◆ Dataset entries on figures:
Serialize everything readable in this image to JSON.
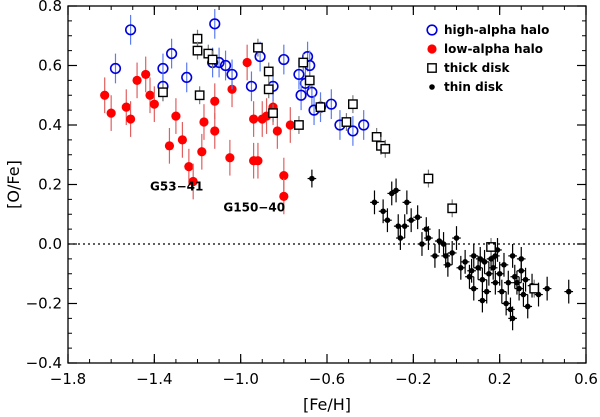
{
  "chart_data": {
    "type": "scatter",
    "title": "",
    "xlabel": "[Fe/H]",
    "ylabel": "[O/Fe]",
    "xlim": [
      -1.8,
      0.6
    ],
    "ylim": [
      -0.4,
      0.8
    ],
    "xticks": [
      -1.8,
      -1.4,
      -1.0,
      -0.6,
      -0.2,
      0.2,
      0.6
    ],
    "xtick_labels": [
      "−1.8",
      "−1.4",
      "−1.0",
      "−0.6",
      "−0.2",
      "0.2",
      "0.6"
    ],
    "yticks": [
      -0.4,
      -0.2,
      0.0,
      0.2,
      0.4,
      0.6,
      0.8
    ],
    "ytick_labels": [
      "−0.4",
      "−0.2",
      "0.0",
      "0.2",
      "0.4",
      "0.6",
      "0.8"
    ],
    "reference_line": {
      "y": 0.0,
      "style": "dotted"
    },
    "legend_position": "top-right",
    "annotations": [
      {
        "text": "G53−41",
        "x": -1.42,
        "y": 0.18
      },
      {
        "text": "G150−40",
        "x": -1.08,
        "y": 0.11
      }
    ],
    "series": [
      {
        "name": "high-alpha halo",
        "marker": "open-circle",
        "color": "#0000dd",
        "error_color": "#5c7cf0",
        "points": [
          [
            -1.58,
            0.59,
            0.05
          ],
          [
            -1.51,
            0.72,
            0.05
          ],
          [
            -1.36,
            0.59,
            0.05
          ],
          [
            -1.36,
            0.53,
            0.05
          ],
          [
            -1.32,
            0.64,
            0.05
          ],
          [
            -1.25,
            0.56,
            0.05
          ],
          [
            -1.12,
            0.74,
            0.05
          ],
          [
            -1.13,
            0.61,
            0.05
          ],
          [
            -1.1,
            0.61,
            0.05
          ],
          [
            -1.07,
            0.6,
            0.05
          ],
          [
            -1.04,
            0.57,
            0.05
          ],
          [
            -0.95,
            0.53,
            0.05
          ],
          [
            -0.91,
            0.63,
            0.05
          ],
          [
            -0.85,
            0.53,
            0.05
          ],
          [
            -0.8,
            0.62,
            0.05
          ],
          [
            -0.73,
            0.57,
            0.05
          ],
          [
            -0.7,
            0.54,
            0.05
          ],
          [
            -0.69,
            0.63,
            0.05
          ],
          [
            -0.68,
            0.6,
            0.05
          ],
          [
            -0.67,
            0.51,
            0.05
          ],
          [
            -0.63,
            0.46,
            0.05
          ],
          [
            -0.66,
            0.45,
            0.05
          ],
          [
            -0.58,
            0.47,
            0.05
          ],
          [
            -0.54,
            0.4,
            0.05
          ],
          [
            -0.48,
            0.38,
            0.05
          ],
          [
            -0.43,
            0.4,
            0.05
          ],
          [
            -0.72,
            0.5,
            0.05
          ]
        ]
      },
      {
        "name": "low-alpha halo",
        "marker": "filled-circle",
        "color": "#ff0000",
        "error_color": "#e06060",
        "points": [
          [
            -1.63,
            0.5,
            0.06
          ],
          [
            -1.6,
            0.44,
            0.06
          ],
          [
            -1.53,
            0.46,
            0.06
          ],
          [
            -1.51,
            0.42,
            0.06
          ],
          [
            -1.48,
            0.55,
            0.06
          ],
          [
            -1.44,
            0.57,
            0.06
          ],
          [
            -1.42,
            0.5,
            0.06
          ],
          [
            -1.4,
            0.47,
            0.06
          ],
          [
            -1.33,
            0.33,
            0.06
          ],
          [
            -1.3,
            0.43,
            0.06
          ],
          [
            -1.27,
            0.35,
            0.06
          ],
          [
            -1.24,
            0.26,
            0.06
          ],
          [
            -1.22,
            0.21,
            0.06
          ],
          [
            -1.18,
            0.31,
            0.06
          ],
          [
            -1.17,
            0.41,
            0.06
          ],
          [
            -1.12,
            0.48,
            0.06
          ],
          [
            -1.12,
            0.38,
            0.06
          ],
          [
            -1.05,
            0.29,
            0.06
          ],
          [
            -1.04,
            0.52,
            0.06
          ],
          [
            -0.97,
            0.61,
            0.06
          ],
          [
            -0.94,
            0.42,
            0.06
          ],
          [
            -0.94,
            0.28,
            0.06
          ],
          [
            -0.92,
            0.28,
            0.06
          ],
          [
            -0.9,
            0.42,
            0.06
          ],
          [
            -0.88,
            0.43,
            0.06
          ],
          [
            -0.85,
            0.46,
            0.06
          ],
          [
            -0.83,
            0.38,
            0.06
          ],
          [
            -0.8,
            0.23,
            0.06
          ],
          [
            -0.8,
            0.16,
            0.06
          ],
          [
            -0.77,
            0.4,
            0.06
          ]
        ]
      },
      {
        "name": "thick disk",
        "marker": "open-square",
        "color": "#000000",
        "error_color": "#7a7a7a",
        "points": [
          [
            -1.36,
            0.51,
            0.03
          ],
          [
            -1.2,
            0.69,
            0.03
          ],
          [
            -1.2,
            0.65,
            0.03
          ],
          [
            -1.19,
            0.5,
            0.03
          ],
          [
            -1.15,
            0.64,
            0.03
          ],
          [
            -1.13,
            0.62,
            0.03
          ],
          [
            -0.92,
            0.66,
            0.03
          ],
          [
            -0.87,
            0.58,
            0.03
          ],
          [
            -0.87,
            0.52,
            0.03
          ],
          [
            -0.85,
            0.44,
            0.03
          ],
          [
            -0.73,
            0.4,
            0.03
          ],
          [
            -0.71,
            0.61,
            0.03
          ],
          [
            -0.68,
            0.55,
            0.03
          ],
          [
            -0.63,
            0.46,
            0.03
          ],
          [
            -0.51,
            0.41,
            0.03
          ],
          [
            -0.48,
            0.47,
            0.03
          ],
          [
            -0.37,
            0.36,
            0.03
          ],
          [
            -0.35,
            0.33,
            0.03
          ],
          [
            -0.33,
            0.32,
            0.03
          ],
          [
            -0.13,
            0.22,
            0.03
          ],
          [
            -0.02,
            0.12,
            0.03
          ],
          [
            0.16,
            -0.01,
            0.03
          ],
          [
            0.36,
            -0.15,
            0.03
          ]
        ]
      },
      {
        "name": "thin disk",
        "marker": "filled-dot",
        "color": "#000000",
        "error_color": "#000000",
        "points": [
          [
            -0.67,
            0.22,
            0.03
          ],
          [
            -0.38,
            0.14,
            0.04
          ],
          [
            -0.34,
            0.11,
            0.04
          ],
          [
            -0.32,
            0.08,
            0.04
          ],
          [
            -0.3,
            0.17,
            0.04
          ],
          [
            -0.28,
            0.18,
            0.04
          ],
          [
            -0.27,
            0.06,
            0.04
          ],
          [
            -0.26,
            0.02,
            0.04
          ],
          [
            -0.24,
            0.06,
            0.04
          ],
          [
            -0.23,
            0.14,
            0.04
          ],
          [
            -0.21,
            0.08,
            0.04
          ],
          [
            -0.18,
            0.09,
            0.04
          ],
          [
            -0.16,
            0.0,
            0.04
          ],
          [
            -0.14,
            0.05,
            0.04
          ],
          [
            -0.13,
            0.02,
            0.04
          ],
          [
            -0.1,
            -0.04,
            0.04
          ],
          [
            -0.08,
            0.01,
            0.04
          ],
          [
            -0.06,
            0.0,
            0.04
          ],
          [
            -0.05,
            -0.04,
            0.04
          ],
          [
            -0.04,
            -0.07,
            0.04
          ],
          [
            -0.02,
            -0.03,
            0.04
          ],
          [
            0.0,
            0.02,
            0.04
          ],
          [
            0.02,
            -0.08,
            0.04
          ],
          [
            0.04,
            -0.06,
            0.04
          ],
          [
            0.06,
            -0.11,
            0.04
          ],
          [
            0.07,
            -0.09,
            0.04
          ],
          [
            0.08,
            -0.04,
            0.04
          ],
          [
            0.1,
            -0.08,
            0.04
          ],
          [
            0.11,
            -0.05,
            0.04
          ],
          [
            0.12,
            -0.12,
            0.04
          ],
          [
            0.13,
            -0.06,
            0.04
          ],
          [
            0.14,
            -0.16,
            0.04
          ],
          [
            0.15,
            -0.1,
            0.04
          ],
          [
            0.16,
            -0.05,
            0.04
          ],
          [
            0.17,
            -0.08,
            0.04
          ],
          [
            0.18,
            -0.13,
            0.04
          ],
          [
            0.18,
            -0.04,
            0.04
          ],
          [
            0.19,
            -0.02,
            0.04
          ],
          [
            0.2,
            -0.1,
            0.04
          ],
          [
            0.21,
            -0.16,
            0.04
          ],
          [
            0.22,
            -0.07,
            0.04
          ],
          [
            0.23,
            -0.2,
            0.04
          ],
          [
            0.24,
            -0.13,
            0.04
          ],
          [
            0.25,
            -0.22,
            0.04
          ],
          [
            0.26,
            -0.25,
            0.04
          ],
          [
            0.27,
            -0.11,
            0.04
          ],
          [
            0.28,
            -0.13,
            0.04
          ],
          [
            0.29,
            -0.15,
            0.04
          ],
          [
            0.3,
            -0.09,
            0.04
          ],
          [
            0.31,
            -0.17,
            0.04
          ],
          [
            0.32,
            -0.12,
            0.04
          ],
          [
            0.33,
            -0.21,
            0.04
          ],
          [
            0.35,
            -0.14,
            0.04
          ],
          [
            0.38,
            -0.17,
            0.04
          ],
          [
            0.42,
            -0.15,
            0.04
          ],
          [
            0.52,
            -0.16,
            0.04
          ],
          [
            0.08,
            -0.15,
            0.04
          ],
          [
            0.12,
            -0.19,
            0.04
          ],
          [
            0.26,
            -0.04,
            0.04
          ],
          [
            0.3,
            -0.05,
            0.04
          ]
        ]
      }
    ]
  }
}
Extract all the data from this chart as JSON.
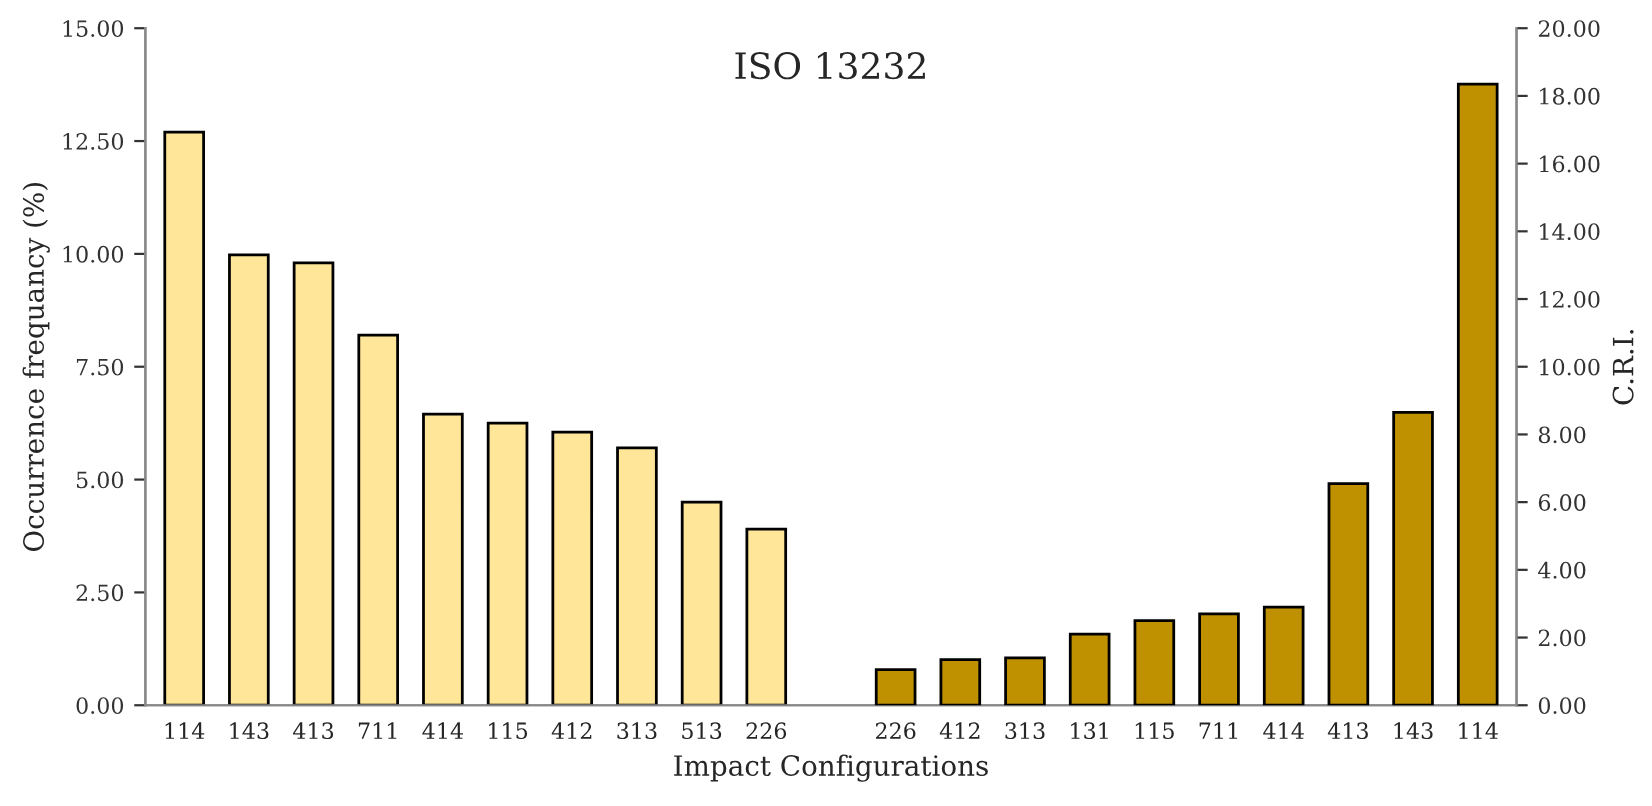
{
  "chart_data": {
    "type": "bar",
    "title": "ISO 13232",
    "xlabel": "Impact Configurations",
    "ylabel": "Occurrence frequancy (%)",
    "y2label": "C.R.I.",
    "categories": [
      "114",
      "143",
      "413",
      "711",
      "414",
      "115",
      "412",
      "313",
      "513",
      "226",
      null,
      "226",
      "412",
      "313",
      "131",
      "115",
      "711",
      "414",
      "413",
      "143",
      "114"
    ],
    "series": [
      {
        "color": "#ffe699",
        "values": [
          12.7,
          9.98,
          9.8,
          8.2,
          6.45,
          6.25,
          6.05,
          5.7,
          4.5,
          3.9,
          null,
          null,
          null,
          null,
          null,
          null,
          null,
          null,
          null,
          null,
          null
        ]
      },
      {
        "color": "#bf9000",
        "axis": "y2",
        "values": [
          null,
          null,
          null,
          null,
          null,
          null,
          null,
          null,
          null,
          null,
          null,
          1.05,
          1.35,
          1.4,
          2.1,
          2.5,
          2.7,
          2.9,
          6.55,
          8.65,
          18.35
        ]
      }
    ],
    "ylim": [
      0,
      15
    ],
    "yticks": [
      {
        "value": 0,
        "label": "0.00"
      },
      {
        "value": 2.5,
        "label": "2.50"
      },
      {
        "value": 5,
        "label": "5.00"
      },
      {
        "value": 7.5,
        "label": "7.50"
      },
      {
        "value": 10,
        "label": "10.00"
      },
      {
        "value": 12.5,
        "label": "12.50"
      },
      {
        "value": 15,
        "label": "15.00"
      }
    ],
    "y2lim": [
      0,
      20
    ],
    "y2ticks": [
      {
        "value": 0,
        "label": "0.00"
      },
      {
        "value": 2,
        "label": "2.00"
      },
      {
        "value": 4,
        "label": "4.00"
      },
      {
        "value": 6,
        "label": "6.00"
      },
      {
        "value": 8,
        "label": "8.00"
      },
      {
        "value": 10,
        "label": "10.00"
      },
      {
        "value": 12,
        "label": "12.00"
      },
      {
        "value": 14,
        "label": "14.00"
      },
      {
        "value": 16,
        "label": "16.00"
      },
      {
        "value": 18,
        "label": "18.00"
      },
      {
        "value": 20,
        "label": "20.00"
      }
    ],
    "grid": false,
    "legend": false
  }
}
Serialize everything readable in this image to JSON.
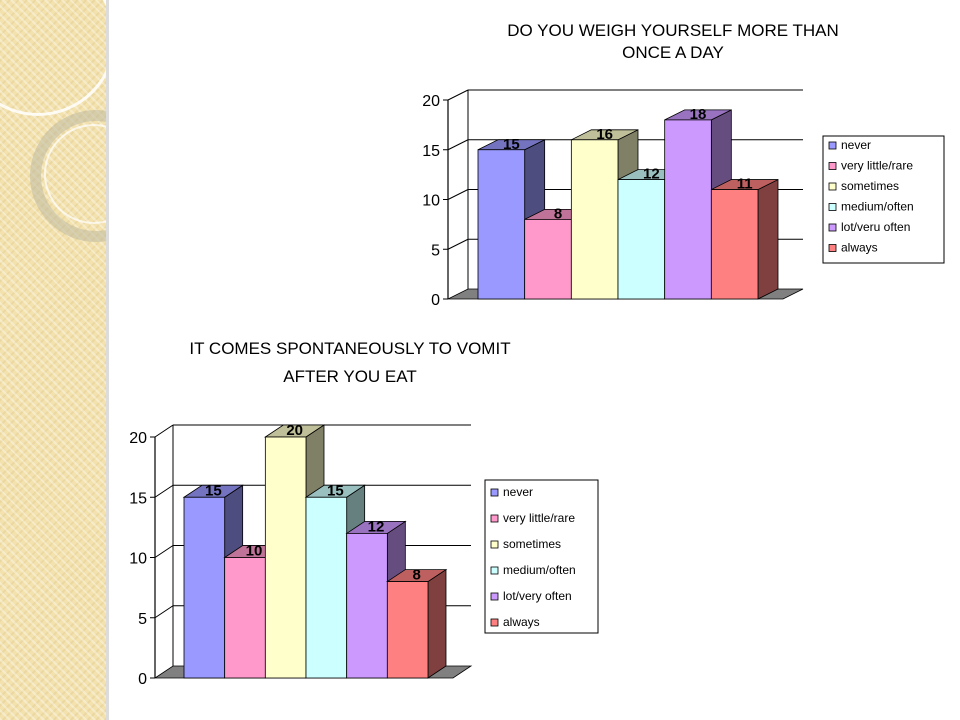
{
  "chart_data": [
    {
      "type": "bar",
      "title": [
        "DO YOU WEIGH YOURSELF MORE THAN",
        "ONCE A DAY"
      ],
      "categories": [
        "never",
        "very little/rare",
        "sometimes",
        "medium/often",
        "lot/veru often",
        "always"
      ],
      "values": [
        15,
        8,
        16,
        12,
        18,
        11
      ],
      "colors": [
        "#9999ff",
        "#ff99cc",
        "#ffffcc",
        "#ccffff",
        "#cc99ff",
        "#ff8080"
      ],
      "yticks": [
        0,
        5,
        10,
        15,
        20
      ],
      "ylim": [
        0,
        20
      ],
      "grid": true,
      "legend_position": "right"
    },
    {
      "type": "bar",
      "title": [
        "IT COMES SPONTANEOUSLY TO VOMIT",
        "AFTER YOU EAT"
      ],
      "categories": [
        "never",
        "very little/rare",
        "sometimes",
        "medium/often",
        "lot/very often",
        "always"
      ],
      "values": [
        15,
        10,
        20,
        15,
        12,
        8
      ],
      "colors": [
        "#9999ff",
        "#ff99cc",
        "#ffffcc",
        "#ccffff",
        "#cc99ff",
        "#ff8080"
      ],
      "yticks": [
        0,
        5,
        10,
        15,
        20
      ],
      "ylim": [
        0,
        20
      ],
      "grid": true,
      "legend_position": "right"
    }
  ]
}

◆ Task instructions:
Every line in the data above that contains "name" needs to be copied.

◆ Response to this task:
        "name": "high-alpha halo",
        "name": "low-alpha halo",
        "name": "thick disk",
        "name": "thin disk",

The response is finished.